Data to process:
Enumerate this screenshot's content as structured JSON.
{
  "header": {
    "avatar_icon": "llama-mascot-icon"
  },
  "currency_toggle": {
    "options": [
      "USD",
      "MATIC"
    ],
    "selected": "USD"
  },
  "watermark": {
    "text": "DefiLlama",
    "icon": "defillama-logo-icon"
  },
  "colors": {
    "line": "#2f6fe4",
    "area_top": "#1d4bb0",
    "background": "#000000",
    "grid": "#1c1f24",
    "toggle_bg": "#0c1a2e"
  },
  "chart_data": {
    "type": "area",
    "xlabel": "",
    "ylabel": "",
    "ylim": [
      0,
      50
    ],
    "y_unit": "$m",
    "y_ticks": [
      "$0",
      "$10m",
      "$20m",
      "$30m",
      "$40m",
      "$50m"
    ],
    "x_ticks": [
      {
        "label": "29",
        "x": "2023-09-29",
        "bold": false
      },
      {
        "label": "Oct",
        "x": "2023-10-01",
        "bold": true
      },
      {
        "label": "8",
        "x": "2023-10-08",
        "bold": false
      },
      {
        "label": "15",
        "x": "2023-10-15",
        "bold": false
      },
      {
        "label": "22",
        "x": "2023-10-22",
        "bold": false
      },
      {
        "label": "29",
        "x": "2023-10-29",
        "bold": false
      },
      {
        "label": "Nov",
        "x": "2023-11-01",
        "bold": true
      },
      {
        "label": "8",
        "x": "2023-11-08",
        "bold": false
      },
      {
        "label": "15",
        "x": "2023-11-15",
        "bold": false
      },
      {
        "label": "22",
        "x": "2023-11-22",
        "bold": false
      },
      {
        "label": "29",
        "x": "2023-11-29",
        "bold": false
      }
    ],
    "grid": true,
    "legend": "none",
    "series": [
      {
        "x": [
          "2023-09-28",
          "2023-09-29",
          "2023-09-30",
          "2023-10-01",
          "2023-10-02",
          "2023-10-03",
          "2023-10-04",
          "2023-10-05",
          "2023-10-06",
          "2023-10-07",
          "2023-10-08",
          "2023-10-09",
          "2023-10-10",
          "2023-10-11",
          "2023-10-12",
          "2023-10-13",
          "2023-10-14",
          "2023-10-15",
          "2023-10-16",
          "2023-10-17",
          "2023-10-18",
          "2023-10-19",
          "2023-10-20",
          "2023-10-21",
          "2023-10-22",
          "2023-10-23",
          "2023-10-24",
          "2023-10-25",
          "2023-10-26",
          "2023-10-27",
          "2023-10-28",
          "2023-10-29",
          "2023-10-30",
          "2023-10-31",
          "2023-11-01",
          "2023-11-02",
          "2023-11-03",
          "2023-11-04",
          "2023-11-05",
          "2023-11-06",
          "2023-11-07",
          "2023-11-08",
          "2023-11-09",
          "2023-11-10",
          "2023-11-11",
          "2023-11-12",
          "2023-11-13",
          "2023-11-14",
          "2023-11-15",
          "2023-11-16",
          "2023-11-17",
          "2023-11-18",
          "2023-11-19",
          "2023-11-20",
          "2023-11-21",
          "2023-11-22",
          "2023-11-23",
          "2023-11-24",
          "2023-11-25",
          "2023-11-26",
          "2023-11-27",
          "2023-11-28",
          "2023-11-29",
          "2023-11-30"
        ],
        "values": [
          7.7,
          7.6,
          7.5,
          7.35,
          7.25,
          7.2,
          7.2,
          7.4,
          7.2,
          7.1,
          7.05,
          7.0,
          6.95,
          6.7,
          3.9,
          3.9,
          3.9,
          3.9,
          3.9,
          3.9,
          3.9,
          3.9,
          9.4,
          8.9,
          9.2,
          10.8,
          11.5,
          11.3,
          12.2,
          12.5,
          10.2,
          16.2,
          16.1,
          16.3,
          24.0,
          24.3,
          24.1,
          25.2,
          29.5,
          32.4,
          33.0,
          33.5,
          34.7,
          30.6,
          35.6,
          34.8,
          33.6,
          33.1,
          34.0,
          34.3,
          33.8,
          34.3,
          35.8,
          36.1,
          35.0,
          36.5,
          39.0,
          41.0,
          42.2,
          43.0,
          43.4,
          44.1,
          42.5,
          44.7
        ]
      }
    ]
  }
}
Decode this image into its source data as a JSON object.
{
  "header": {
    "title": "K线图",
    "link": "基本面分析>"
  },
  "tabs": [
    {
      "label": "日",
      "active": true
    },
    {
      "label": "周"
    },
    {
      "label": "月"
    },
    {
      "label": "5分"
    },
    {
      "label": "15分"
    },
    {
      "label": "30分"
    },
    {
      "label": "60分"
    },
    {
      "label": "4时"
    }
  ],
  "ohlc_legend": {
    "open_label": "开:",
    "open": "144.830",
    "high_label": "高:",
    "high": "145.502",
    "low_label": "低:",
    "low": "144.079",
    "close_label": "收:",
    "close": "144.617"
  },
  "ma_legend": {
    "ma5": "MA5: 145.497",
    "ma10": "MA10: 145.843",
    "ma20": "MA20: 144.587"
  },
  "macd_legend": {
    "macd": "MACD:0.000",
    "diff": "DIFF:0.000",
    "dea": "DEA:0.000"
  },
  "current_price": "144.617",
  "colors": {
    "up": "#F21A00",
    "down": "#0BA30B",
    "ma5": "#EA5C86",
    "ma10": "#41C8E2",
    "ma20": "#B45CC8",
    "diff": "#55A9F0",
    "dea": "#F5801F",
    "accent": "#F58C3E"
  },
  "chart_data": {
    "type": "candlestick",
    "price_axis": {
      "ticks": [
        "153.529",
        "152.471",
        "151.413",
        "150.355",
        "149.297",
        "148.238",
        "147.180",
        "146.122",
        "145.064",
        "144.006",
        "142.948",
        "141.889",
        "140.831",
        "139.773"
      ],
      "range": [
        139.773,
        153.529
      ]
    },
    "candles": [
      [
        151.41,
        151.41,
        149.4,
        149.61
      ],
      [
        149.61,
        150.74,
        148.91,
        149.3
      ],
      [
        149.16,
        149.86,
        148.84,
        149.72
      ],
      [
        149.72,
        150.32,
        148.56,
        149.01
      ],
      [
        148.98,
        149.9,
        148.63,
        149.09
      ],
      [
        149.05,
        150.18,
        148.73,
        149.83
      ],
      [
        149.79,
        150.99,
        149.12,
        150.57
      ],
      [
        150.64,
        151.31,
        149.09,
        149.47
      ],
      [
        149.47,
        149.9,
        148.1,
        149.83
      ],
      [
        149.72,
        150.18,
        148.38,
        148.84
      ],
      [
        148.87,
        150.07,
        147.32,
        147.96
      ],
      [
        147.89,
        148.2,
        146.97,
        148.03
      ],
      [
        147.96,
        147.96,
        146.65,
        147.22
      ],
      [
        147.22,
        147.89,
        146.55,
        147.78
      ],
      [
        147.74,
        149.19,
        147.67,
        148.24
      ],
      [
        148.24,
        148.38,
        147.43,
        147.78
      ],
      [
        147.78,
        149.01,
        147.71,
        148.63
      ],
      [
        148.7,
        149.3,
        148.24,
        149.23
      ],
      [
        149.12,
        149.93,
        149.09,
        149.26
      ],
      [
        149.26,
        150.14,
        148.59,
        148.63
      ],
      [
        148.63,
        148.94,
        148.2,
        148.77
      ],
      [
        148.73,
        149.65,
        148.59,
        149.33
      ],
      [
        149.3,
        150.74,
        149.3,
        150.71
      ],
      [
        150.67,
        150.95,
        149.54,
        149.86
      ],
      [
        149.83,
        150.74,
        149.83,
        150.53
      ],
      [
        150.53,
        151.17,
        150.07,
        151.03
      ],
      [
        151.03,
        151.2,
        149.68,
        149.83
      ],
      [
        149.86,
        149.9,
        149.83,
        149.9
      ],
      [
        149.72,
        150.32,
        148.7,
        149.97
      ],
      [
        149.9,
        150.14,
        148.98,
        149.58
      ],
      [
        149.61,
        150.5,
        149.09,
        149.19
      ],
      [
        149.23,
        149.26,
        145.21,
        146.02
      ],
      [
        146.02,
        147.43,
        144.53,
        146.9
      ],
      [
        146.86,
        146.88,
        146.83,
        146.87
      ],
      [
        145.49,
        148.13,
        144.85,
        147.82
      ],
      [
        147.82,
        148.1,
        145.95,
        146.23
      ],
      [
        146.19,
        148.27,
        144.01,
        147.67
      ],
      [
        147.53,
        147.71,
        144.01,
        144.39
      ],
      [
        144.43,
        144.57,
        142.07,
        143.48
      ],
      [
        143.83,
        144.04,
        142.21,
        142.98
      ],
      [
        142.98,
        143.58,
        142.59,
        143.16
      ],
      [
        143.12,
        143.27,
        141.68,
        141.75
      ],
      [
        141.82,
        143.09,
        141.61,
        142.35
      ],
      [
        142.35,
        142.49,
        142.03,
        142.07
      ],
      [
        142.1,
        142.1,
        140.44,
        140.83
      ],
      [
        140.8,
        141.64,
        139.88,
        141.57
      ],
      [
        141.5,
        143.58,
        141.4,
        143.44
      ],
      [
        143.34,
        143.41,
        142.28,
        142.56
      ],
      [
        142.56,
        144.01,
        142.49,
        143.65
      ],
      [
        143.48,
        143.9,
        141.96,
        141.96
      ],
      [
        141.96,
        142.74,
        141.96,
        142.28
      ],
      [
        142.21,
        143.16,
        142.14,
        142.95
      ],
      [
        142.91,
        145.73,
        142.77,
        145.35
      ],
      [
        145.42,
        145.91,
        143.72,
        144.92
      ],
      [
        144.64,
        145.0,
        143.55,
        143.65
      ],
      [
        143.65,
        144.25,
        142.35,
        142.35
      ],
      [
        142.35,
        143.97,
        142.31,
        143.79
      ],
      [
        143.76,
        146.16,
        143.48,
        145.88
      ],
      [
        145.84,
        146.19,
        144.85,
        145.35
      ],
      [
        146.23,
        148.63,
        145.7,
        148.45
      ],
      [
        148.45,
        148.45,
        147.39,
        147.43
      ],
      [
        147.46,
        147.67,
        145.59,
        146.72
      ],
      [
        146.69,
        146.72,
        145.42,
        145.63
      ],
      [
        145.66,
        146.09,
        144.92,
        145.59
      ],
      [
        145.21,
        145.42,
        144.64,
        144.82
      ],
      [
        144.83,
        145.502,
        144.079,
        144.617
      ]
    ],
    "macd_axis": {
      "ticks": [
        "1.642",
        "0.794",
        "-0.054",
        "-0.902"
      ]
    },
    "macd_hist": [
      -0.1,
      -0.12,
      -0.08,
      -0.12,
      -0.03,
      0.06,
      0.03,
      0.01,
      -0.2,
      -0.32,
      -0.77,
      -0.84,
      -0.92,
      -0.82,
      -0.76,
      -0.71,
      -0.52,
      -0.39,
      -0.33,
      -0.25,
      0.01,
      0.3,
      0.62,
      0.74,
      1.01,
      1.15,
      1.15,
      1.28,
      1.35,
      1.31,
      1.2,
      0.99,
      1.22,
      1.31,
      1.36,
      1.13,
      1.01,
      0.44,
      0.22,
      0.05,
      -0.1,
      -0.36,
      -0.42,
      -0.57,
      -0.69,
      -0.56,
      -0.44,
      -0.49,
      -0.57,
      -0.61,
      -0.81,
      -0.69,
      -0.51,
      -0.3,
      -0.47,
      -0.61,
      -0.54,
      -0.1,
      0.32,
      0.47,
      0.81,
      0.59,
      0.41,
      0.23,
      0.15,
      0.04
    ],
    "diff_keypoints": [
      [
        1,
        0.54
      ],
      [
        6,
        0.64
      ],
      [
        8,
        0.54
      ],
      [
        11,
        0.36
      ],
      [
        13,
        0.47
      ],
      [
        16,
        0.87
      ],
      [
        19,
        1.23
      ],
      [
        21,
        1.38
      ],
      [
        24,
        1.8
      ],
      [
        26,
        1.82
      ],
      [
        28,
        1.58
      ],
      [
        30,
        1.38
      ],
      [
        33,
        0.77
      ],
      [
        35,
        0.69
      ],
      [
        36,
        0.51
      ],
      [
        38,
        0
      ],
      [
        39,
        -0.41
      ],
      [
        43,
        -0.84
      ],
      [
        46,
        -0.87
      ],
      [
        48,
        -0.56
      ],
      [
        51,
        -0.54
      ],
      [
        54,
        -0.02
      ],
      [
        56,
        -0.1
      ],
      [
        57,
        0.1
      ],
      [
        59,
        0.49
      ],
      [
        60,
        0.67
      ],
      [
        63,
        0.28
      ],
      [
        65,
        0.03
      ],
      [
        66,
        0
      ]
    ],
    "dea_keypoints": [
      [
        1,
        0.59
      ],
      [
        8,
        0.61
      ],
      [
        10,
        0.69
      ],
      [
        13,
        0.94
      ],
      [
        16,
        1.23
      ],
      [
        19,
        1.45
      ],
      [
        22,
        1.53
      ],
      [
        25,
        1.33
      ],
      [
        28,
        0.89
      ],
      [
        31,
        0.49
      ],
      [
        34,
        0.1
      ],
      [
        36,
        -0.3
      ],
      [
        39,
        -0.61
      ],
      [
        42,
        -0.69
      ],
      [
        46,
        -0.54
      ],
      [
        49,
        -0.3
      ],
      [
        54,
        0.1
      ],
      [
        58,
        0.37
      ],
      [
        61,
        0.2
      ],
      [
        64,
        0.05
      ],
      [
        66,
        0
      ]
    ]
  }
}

Set problem: Say how many lines of the data hold the string "true". Reply with the number alone.

Response to this task: 4